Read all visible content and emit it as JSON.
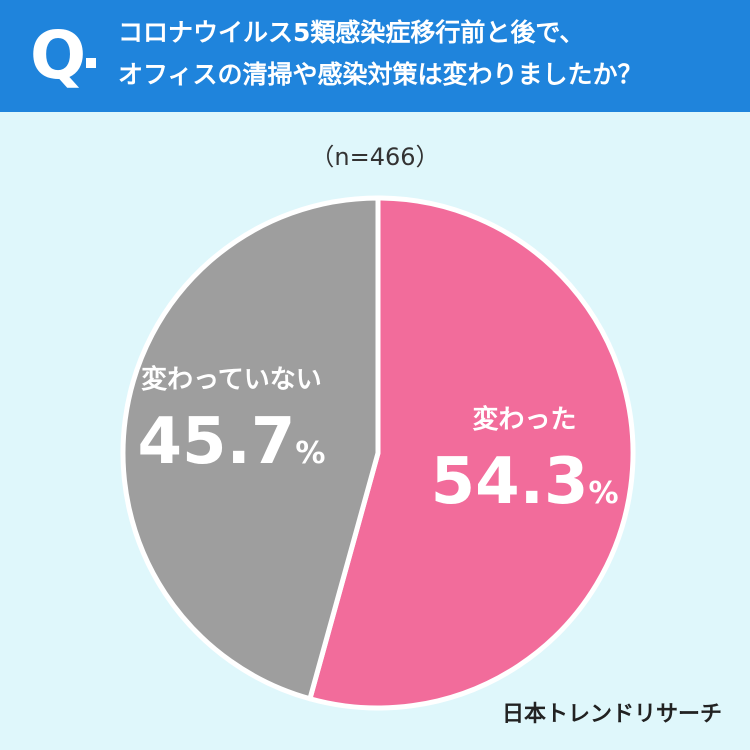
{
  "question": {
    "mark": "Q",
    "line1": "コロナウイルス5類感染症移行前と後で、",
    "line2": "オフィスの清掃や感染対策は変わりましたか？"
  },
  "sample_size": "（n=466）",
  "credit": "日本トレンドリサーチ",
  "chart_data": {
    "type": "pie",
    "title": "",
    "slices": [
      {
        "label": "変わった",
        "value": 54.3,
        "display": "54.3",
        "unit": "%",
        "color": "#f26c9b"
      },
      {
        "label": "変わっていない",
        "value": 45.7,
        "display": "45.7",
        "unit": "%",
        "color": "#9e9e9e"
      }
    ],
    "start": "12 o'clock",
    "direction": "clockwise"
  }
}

WORK REQUIRED:
Repeat the material above in full and exactly, apart from the pictures.

ANSWER IN FULL:
Read all visible content and emit it as JSON.
{
  "question": {
    "mark": "Q",
    "line1": "コロナウイルス5類感染症移行前と後で、",
    "line2": "オフィスの清掃や感染対策は変わりましたか？"
  },
  "sample_size": "（n=466）",
  "credit": "日本トレンドリサーチ",
  "chart_data": {
    "type": "pie",
    "title": "",
    "slices": [
      {
        "label": "変わった",
        "value": 54.3,
        "display": "54.3",
        "unit": "%",
        "color": "#f26c9b"
      },
      {
        "label": "変わっていない",
        "value": 45.7,
        "display": "45.7",
        "unit": "%",
        "color": "#9e9e9e"
      }
    ],
    "start": "12 o'clock",
    "direction": "clockwise"
  }
}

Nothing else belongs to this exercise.